**Written task:** Return all of the data exactly as given.

+++

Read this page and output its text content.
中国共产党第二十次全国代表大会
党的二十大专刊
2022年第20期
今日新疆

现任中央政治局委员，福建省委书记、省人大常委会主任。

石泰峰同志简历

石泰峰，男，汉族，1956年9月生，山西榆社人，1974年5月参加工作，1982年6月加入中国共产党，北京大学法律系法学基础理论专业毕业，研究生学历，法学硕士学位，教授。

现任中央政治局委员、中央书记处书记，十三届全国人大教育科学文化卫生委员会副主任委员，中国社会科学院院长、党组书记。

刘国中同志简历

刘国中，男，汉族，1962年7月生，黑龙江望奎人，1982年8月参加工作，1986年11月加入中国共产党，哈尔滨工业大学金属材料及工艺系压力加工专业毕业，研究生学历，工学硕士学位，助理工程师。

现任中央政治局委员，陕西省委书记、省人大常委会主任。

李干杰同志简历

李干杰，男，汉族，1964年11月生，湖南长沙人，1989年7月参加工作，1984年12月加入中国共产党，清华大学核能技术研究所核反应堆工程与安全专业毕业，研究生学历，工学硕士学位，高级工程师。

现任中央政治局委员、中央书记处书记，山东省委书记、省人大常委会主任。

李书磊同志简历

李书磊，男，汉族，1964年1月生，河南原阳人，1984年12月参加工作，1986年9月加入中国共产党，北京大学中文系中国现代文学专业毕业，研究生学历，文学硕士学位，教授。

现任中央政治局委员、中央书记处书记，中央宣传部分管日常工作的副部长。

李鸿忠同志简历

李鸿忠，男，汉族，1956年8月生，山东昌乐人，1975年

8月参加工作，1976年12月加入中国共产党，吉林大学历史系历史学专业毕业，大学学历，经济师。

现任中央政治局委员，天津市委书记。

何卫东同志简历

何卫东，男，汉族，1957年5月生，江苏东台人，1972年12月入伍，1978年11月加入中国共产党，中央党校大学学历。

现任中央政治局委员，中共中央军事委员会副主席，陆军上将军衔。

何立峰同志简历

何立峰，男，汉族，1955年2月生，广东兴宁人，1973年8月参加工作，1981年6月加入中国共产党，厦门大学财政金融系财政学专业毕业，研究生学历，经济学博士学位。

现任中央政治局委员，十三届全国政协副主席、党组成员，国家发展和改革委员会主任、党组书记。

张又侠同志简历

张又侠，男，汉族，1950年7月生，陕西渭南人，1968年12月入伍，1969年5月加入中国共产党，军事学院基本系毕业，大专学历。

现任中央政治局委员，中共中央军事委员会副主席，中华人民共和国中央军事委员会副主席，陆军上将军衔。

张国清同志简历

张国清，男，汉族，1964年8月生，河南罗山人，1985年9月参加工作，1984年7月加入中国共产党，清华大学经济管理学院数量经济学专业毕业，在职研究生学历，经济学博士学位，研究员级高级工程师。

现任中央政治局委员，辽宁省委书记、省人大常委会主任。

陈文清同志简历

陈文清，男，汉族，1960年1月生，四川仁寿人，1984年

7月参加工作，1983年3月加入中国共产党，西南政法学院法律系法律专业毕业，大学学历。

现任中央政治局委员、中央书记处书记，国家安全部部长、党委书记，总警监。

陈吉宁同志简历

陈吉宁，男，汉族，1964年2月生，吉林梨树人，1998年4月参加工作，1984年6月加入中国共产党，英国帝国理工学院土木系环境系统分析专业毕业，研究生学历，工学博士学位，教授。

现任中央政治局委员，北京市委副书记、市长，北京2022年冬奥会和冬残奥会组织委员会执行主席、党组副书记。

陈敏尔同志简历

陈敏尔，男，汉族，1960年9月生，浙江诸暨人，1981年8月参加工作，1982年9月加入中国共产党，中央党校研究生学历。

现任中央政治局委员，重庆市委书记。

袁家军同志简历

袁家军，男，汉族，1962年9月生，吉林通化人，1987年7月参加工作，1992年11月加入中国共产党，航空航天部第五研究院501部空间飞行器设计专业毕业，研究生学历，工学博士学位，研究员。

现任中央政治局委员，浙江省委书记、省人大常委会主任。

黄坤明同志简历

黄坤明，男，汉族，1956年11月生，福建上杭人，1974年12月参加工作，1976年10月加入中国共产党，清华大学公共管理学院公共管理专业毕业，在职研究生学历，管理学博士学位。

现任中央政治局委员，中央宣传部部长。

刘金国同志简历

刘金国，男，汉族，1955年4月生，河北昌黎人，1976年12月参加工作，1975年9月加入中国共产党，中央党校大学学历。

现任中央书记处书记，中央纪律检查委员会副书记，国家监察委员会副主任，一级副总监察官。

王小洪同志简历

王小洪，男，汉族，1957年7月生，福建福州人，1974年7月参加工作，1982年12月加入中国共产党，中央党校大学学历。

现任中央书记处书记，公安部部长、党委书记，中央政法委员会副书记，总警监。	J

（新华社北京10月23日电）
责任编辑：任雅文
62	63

+++

**Expected output:**
Read this page and output its text content.
中国共产党第二十次全国代表大会
党的二十大专刊
2022年第20期
今日新疆

现任中央政治局委员，福建省委书记、省人大常委会主任。

石泰峰同志简历

石泰峰，男，汉族，1956年9月生，山西榆社人，1974年5月参加工作，1982年6月加入中国共产党，北京大学法律系法学基础理论专业毕业，研究生学历，法学硕士学位，教授。

现任中央政治局委员、中央书记处书记，十三届全国人大教育科学文化卫生委员会副主任委员，中国社会科学院院长、党组书记。

刘国中同志简历

刘国中，男，汉族，1962年7月生，黑龙江望奎人，1982年8月参加工作，1986年11月加入中国共产党，哈尔滨工业大学金属材料及工艺系压力加工专业毕业，研究生学历，工学硕士学位，助理工程师。

现任中央政治局委员，陕西省委书记、省人大常委会主任。

李干杰同志简历

李干杰，男，汉族，1964年11月生，湖南长沙人，1989年7月参加工作，1984年12月加入中国共产党，清华大学核能技术研究所核反应堆工程与安全专业毕业，研究生学历，工学硕士学位，高级工程师。

现任中央政治局委员、中央书记处书记，山东省委书记、省人大常委会主任。

李书磊同志简历

李书磊，男，汉族，1964年1月生，河南原阳人，1984年12月参加工作，1986年9月加入中国共产党，北京大学中文系中国现代文学专业毕业，研究生学历，文学硕士学位，教授。

现任中央政治局委员、中央书记处书记，中央宣传部分管日常工作的副部长。

李鸿忠同志简历

李鸿忠，男，汉族，1956年8月生，山东昌乐人，1975年

8月参加工作，1976年12月加入中国共产党，吉林大学历史系历史学专业毕业，大学学历，经济师。

现任中央政治局委员，天津市委书记。

何卫东同志简历

何卫东，男，汉族，1957年5月生，江苏东台人，1972年12月入伍，1978年11月加入中国共产党，中央党校大学学历。

现任中央政治局委员，中共中央军事委员会副主席，陆军上将军衔。

何立峰同志简历

何立峰，男，汉族，1955年2月生，广东兴宁人，1973年8月参加工作，1981年6月加入中国共产党，厦门大学财政金融系财政学专业毕业，研究生学历，经济学博士学位。

现任中央政治局委员，十三届全国政协副主席、党组成员，国家发展和改革委员会主任、党组书记。

张又侠同志简历

张又侠，男，汉族，1950年7月生，陕西渭南人，1968年12月入伍，1969年5月加入中国共产党，军事学院基本系毕业，大专学历。

现任中央政治局委员，中共中央军事委员会副主席，中华人民共和国中央军事委员会副主席，陆军上将军衔。

张国清同志简历

张国清，男，汉族，1964年8月生，河南罗山人，1985年9月参加工作，1984年7月加入中国共产党，清华大学经济管理学院数量经济学专业毕业，在职研究生学历，经济学博士学位，研究员级高级工程师。

现任中央政治局委员，辽宁省委书记、省人大常委会主任。

陈文清同志简历

陈文清，男，汉族，1960年1月生，四川仁寿人，1984年

7月参加工作，1983年3月加入中国共产党，西南政法学院法律系法律专业毕业，大学学历。

现任中央政治局委员、中央书记处书记，国家安全部部长、党委书记，总警监。

陈吉宁同志简历

陈吉宁，男，汉族，1964年2月生，吉林梨树人，1998年4月参加工作，1984年6月加入中国共产党，英国帝国理工学院土木系环境系统分析专业毕业，研究生学历，工学博士学位，教授。

现任中央政治局委员，北京市委副书记、市长，北京2022年冬奥会和冬残奥会组织委员会执行主席、党组副书记。

陈敏尔同志简历

陈敏尔，男，汉族，1960年9月生，浙江诸暨人，1981年8月参加工作，1982年9月加入中国共产党，中央党校研究生学历。

现任中央政治局委员，重庆市委书记。

袁家军同志简历

袁家军，男，汉族，1962年9月生，吉林通化人，1987年7月参加工作，1992年11月加入中国共产党，航空航天部第五研究院501部空间飞行器设计专业毕业，研究生学历，工学博士学位，研究员。

现任中央政治局委员，浙江省委书记、省人大常委会主任。

黄坤明同志简历

黄坤明，男，汉族，1956年11月生，福建上杭人，1974年12月参加工作，1976年10月加入中国共产党，清华大学公共管理学院公共管理专业毕业，在职研究生学历，管理学博士学位。

现任中央政治局委员，中央宣传部部长。

刘金国同志简历

刘金国，男，汉族，1955年4月生，河北昌黎人，1976年12月参加工作，1975年9月加入中国共产党，中央党校大学学历。

现任中央书记处书记，中央纪律检查委员会副书记，国家监察委员会副主任，一级副总监察官。

王小洪同志简历

王小洪，男，汉族，1957年7月生，福建福州人，1974年7月参加工作，1982年12月加入中国共产党，中央党校大学学历。

现任中央书记处书记，公安部部长、党委书记，中央政法委员会副书记，总警监。	J

（新华社北京10月23日电）
责任编辑：任雅文
62	63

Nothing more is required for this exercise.